* What the task requires *
Nothing should be left out: output all of the entries exactly.
-- Records to use start --
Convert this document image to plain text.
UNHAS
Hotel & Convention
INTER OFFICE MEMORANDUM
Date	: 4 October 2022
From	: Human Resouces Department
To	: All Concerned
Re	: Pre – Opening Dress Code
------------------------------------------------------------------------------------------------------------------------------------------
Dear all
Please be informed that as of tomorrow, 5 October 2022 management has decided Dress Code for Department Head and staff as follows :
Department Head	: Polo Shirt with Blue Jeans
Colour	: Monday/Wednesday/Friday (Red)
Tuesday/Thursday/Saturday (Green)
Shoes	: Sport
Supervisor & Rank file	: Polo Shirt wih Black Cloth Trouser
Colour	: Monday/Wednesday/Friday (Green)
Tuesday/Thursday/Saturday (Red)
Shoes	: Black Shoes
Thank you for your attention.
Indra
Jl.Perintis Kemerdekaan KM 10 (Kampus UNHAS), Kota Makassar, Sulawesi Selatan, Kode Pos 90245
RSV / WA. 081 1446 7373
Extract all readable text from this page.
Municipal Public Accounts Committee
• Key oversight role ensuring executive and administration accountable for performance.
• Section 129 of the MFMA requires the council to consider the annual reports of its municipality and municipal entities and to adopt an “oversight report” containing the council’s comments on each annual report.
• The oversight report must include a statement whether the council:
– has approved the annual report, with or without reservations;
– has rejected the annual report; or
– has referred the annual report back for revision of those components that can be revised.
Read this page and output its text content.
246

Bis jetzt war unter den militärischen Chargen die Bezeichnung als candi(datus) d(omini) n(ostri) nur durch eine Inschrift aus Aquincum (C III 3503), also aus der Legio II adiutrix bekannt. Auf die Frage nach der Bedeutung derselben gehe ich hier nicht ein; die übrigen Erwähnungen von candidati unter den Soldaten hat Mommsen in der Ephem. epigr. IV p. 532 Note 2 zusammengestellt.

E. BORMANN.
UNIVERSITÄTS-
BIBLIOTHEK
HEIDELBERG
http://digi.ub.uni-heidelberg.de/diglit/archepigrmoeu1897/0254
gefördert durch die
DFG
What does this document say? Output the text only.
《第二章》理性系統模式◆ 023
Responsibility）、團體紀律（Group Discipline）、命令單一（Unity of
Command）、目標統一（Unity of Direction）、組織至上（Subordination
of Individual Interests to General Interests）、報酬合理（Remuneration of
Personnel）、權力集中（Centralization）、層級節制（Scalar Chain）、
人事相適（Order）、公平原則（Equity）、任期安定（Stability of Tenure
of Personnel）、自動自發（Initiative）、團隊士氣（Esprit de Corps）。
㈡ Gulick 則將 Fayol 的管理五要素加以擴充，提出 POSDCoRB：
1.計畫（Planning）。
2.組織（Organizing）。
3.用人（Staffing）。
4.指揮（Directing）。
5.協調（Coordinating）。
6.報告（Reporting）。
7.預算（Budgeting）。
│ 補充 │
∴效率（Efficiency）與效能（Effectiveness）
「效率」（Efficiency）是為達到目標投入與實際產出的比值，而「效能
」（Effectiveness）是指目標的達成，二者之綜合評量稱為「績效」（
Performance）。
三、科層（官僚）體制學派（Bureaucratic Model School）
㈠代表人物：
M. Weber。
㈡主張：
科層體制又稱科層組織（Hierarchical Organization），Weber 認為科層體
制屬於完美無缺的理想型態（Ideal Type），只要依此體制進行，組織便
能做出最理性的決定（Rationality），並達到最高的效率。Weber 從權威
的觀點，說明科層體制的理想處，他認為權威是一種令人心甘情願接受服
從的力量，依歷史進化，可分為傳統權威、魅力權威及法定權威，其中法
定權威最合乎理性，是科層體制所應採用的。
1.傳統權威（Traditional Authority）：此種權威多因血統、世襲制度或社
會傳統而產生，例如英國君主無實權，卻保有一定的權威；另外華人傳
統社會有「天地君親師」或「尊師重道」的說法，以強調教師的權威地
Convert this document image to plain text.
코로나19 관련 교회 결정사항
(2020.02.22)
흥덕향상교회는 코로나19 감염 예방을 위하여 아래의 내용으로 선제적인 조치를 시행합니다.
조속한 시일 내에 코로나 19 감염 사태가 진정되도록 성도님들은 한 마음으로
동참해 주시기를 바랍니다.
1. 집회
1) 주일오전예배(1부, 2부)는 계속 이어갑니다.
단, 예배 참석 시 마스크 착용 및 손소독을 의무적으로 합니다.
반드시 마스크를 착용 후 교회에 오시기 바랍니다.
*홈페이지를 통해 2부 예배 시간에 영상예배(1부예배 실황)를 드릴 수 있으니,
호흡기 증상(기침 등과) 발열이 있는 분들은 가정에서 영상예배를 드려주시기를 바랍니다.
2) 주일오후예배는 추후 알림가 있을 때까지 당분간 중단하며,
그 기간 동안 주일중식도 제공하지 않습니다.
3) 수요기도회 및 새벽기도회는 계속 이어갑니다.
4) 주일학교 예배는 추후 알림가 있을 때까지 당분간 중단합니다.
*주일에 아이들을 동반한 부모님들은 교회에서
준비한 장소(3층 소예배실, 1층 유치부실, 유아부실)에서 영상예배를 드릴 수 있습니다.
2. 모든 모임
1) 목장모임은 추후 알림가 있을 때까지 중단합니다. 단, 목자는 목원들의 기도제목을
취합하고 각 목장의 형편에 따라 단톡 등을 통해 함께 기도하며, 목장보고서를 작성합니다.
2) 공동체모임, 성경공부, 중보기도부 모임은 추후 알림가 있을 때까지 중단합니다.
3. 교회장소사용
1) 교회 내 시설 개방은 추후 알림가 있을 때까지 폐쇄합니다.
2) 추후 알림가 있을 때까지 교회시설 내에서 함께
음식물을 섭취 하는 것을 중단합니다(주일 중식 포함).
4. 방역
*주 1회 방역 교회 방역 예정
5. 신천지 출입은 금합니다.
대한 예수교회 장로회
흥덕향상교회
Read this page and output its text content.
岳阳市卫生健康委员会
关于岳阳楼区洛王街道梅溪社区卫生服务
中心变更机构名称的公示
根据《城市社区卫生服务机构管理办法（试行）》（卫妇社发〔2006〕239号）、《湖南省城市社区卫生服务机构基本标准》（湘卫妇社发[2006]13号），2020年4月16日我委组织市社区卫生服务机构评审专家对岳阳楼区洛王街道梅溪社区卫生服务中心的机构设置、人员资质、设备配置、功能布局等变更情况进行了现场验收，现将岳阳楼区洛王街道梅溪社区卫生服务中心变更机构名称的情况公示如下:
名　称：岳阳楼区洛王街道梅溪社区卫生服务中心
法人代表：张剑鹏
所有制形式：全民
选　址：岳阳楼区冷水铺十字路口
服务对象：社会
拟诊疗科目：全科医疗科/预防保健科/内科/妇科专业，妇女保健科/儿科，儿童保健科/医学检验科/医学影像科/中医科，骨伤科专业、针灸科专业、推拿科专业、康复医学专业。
-- Records to use end --
* The solution *
Convert this document image to plain text.
UNHAS
Hotel & Convention
INTER OFFICE MEMORANDUM
Date	: 4 October 2022
From	: Human Resouces Department
To	: All Concerned
Re	: Pre – Opening Dress Code
------------------------------------------------------------------------------------------------------------------------------------------
Dear all
Please be informed that as of tomorrow, 5 October 2022 management has decided Dress Code for Department Head and staff as follows :
Department Head	: Polo Shirt with Blue Jeans
Colour	: Monday/Wednesday/Friday (Red)
Tuesday/Thursday/Saturday (Green)
Shoes	: Sport
Supervisor & Rank file	: Polo Shirt wih Black Cloth Trouser
Colour	: Monday/Wednesday/Friday (Green)
Tuesday/Thursday/Saturday (Red)
Shoes	: Black Shoes
Thank you for your attention.
Indra
Jl.Perintis Kemerdekaan KM 10 (Kampus UNHAS), Kota Makassar, Sulawesi Selatan, Kode Pos 90245
RSV / WA. 081 1446 7373
Extract all readable text from this page.
Municipal Public Accounts Committee
• Key oversight role ensuring executive and administration accountable for performance.
• Section 129 of the MFMA requires the council to consider the annual reports of its municipality and municipal entities and to adopt an “oversight report” containing the council’s comments on each annual report.
• The oversight report must include a statement whether the council:
– has approved the annual report, with or without reservations;
– has rejected the annual report; or
– has referred the annual report back for revision of those components that can be revised.
Read this page and output its text content.
246

Bis jetzt war unter den militärischen Chargen die Bezeichnung als candi(datus) d(omini) n(ostri) nur durch eine Inschrift aus Aquincum (C III 3503), also aus der Legio II adiutrix bekannt. Auf die Frage nach der Bedeutung derselben gehe ich hier nicht ein; die übrigen Erwähnungen von candidati unter den Soldaten hat Mommsen in der Ephem. epigr. IV p. 532 Note 2 zusammengestellt.

E. BORMANN.
UNIVERSITÄTS-
BIBLIOTHEK
HEIDELBERG
http://digi.ub.uni-heidelberg.de/diglit/archepigrmoeu1897/0254
gefördert durch die
DFG
What does this document say? Output the text only.
《第二章》理性系統模式◆ 023
Responsibility）、團體紀律（Group Discipline）、命令單一（Unity of
Command）、目標統一（Unity of Direction）、組織至上（Subordination
of Individual Interests to General Interests）、報酬合理（Remuneration of
Personnel）、權力集中（Centralization）、層級節制（Scalar Chain）、
人事相適（Order）、公平原則（Equity）、任期安定（Stability of Tenure
of Personnel）、自動自發（Initiative）、團隊士氣（Esprit de Corps）。
㈡ Gulick 則將 Fayol 的管理五要素加以擴充，提出 POSDCoRB：
1.計畫（Planning）。
2.組織（Organizing）。
3.用人（Staffing）。
4.指揮（Directing）。
5.協調（Coordinating）。
6.報告（Reporting）。
7.預算（Budgeting）。
│ 補充 │
∴效率（Efficiency）與效能（Effectiveness）
「效率」（Efficiency）是為達到目標投入與實際產出的比值，而「效能
」（Effectiveness）是指目標的達成，二者之綜合評量稱為「績效」（
Performance）。
三、科層（官僚）體制學派（Bureaucratic Model School）
㈠代表人物：
M. Weber。
㈡主張：
科層體制又稱科層組織（Hierarchical Organization），Weber 認為科層體
制屬於完美無缺的理想型態（Ideal Type），只要依此體制進行，組織便
能做出最理性的決定（Rationality），並達到最高的效率。Weber 從權威
的觀點，說明科層體制的理想處，他認為權威是一種令人心甘情願接受服
從的力量，依歷史進化，可分為傳統權威、魅力權威及法定權威，其中法
定權威最合乎理性，是科層體制所應採用的。
1.傳統權威（Traditional Authority）：此種權威多因血統、世襲制度或社
會傳統而產生，例如英國君主無實權，卻保有一定的權威；另外華人傳
統社會有「天地君親師」或「尊師重道」的說法，以強調教師的權威地
Convert this document image to plain text.
코로나19 관련 교회 결정사항
(2020.02.22)
흥덕향상교회는 코로나19 감염 예방을 위하여 아래의 내용으로 선제적인 조치를 시행합니다.
조속한 시일 내에 코로나 19 감염 사태가 진정되도록 성도님들은 한 마음으로
동참해 주시기를 바랍니다.
1. 집회
1) 주일오전예배(1부, 2부)는 계속 이어갑니다.
단, 예배 참석 시 마스크 착용 및 손소독을 의무적으로 합니다.
반드시 마스크를 착용 후 교회에 오시기 바랍니다.
*홈페이지를 통해 2부 예배 시간에 영상예배(1부예배 실황)를 드릴 수 있으니,
호흡기 증상(기침 등과) 발열이 있는 분들은 가정에서 영상예배를 드려주시기를 바랍니다.
2) 주일오후예배는 추후 알림가 있을 때까지 당분간 중단하며,
그 기간 동안 주일중식도 제공하지 않습니다.
3) 수요기도회 및 새벽기도회는 계속 이어갑니다.
4) 주일학교 예배는 추후 알림가 있을 때까지 당분간 중단합니다.
*주일에 아이들을 동반한 부모님들은 교회에서
준비한 장소(3층 소예배실, 1층 유치부실, 유아부실)에서 영상예배를 드릴 수 있습니다.
2. 모든 모임
1) 목장모임은 추후 알림가 있을 때까지 중단합니다. 단, 목자는 목원들의 기도제목을
취합하고 각 목장의 형편에 따라 단톡 등을 통해 함께 기도하며, 목장보고서를 작성합니다.
2) 공동체모임, 성경공부, 중보기도부 모임은 추후 알림가 있을 때까지 중단합니다.
3. 교회장소사용
1) 교회 내 시설 개방은 추후 알림가 있을 때까지 폐쇄합니다.
2) 추후 알림가 있을 때까지 교회시설 내에서 함께
음식물을 섭취 하는 것을 중단합니다(주일 중식 포함).
4. 방역
*주 1회 방역 교회 방역 예정
5. 신천지 출입은 금합니다.
대한 예수교회 장로회
흥덕향상교회
Read this page and output its text content.
岳阳市卫生健康委员会
关于岳阳楼区洛王街道梅溪社区卫生服务
中心变更机构名称的公示
根据《城市社区卫生服务机构管理办法（试行）》（卫妇社发〔2006〕239号）、《湖南省城市社区卫生服务机构基本标准》（湘卫妇社发[2006]13号），2020年4月16日我委组织市社区卫生服务机构评审专家对岳阳楼区洛王街道梅溪社区卫生服务中心的机构设置、人员资质、设备配置、功能布局等变更情况进行了现场验收，现将岳阳楼区洛王街道梅溪社区卫生服务中心变更机构名称的情况公示如下:
名　称：岳阳楼区洛王街道梅溪社区卫生服务中心
法人代表：张剑鹏
所有制形式：全民
选　址：岳阳楼区冷水铺十字路口
服务对象：社会
拟诊疗科目：全科医疗科/预防保健科/内科/妇科专业，妇女保健科/儿科，儿童保健科/医学检验科/医学影像科/中医科，骨伤科专业、针灸科专业、推拿科专业、康复医学专业。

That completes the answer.